Task description
In this exercise, reproduce all the entries that follow exactly.

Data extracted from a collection

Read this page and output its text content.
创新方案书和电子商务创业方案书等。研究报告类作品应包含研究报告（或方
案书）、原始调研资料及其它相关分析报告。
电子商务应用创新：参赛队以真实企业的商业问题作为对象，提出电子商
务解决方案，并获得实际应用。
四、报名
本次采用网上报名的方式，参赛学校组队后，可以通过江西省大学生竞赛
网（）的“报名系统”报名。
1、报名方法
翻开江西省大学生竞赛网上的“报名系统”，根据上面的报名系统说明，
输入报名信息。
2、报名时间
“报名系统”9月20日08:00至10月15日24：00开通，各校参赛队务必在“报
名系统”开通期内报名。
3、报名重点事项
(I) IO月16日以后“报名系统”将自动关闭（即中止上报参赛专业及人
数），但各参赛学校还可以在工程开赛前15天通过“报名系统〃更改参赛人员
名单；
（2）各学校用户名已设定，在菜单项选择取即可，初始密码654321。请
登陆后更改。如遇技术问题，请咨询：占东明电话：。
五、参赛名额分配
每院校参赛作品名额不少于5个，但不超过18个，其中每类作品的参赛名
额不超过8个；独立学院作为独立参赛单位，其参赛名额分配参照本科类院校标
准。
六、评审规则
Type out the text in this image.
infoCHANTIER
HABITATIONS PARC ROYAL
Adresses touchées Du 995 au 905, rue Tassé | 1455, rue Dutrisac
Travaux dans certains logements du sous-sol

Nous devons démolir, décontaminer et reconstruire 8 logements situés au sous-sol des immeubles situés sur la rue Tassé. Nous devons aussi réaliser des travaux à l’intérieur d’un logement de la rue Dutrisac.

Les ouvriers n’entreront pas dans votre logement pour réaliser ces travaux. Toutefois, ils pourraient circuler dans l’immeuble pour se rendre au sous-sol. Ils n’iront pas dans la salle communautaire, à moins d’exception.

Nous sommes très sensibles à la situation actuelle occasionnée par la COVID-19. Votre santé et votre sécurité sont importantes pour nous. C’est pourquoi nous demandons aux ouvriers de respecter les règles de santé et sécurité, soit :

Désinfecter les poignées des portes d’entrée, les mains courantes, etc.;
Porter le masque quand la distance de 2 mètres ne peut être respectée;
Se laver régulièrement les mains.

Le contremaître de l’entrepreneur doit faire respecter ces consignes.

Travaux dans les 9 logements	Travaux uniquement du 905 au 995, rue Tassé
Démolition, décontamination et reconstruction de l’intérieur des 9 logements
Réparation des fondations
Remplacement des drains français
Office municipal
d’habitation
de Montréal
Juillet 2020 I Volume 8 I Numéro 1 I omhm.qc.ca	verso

Correct response
Read this page and output its text content.
创新方案书和电子商务创业方案书等。研究报告类作品应包含研究报告（或方
案书）、原始调研资料及其它相关分析报告。
电子商务应用创新：参赛队以真实企业的商业问题作为对象，提出电子商
务解决方案，并获得实际应用。
四、报名
本次采用网上报名的方式，参赛学校组队后，可以通过江西省大学生竞赛
网（）的“报名系统”报名。
1、报名方法
翻开江西省大学生竞赛网上的“报名系统”，根据上面的报名系统说明，
输入报名信息。
2、报名时间
“报名系统”9月20日08:00至10月15日24：00开通，各校参赛队务必在“报
名系统”开通期内报名。
3、报名重点事项
(I) IO月16日以后“报名系统”将自动关闭（即中止上报参赛专业及人
数），但各参赛学校还可以在工程开赛前15天通过“报名系统〃更改参赛人员
名单；
（2）各学校用户名已设定，在菜单项选择取即可，初始密码654321。请
登陆后更改。如遇技术问题，请咨询：占东明电话：。
五、参赛名额分配
每院校参赛作品名额不少于5个，但不超过18个，其中每类作品的参赛名
额不超过8个；独立学院作为独立参赛单位，其参赛名额分配参照本科类院校标
准。
六、评审规则
Type out the text in this image.
infoCHANTIER
HABITATIONS PARC ROYAL
Adresses touchées Du 995 au 905, rue Tassé | 1455, rue Dutrisac
Travaux dans certains logements du sous-sol

Nous devons démolir, décontaminer et reconstruire 8 logements situés au sous-sol des immeubles situés sur la rue Tassé. Nous devons aussi réaliser des travaux à l’intérieur d’un logement de la rue Dutrisac.

Les ouvriers n’entreront pas dans votre logement pour réaliser ces travaux. Toutefois, ils pourraient circuler dans l’immeuble pour se rendre au sous-sol. Ils n’iront pas dans la salle communautaire, à moins d’exception.

Nous sommes très sensibles à la situation actuelle occasionnée par la COVID-19. Votre santé et votre sécurité sont importantes pour nous. C’est pourquoi nous demandons aux ouvriers de respecter les règles de santé et sécurité, soit :

Désinfecter les poignées des portes d’entrée, les mains courantes, etc.;
Porter le masque quand la distance de 2 mètres ne peut être respectée;
Se laver régulièrement les mains.

Le contremaître de l’entrepreneur doit faire respecter ces consignes.

Travaux dans les 9 logements	Travaux uniquement du 905 au 995, rue Tassé
Démolition, décontamination et reconstruction de l’intérieur des 9 logements
Réparation des fondations
Remplacement des drains français
Office municipal
d’habitation
de Montréal
Juillet 2020 I Volume 8 I Numéro 1 I omhm.qc.ca	verso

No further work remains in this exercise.